- **DIRECTIVE**: Extract the entries in their exact form.

<<<<

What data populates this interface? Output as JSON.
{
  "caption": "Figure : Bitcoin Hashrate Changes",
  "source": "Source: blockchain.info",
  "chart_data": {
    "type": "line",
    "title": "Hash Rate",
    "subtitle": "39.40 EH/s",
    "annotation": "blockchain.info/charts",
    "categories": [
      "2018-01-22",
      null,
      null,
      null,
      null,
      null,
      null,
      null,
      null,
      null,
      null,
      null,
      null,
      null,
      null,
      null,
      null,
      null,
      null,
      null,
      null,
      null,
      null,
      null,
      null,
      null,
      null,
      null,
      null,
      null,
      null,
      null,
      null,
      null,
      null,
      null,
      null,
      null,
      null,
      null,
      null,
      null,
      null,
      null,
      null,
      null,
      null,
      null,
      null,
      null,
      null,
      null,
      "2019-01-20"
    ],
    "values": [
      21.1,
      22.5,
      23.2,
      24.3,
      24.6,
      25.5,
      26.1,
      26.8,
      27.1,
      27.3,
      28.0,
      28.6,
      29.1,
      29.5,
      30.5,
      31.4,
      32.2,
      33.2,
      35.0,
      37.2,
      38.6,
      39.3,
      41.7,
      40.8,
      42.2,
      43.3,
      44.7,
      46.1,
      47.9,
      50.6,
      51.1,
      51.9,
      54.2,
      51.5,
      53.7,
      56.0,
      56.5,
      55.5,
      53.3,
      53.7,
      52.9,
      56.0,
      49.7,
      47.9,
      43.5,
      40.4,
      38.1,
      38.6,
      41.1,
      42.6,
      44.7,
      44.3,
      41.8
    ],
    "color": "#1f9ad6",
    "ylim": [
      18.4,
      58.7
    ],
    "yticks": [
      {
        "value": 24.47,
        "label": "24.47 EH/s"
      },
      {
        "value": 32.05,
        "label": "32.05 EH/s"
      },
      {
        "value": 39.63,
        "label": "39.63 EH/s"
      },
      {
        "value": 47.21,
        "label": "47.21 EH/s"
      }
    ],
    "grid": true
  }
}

>>>>

- **ANSWER BELOW**:
What data populates this interface? Output as JSON.
{
  "caption": "Figure : Bitcoin Hashrate Changes",
  "source": "Source: blockchain.info",
  "chart_data": {
    "type": "line",
    "title": "Hash Rate",
    "subtitle": "39.40 EH/s",
    "annotation": "blockchain.info/charts",
    "categories": [
      "2018-01-22",
      null,
      null,
      null,
      null,
      null,
      null,
      null,
      null,
      null,
      null,
      null,
      null,
      null,
      null,
      null,
      null,
      null,
      null,
      null,
      null,
      null,
      null,
      null,
      null,
      null,
      null,
      null,
      null,
      null,
      null,
      null,
      null,
      null,
      null,
      null,
      null,
      null,
      null,
      null,
      null,
      null,
      null,
      null,
      null,
      null,
      null,
      null,
      null,
      null,
      null,
      null,
      "2019-01-20"
    ],
    "values": [
      21.1,
      22.5,
      23.2,
      24.3,
      24.6,
      25.5,
      26.1,
      26.8,
      27.1,
      27.3,
      28.0,
      28.6,
      29.1,
      29.5,
      30.5,
      31.4,
      32.2,
      33.2,
      35.0,
      37.2,
      38.6,
      39.3,
      41.7,
      40.8,
      42.2,
      43.3,
      44.7,
      46.1,
      47.9,
      50.6,
      51.1,
      51.9,
      54.2,
      51.5,
      53.7,
      56.0,
      56.5,
      55.5,
      53.3,
      53.7,
      52.9,
      56.0,
      49.7,
      47.9,
      43.5,
      40.4,
      38.1,
      38.6,
      41.1,
      42.6,
      44.7,
      44.3,
      41.8
    ],
    "color": "#1f9ad6",
    "ylim": [
      18.4,
      58.7
    ],
    "yticks": [
      {
        "value": 24.47,
        "label": "24.47 EH/s"
      },
      {
        "value": 32.05,
        "label": "32.05 EH/s"
      },
      {
        "value": 39.63,
        "label": "39.63 EH/s"
      },
      {
        "value": 47.21,
        "label": "47.21 EH/s"
      }
    ],
    "grid": true
  }
}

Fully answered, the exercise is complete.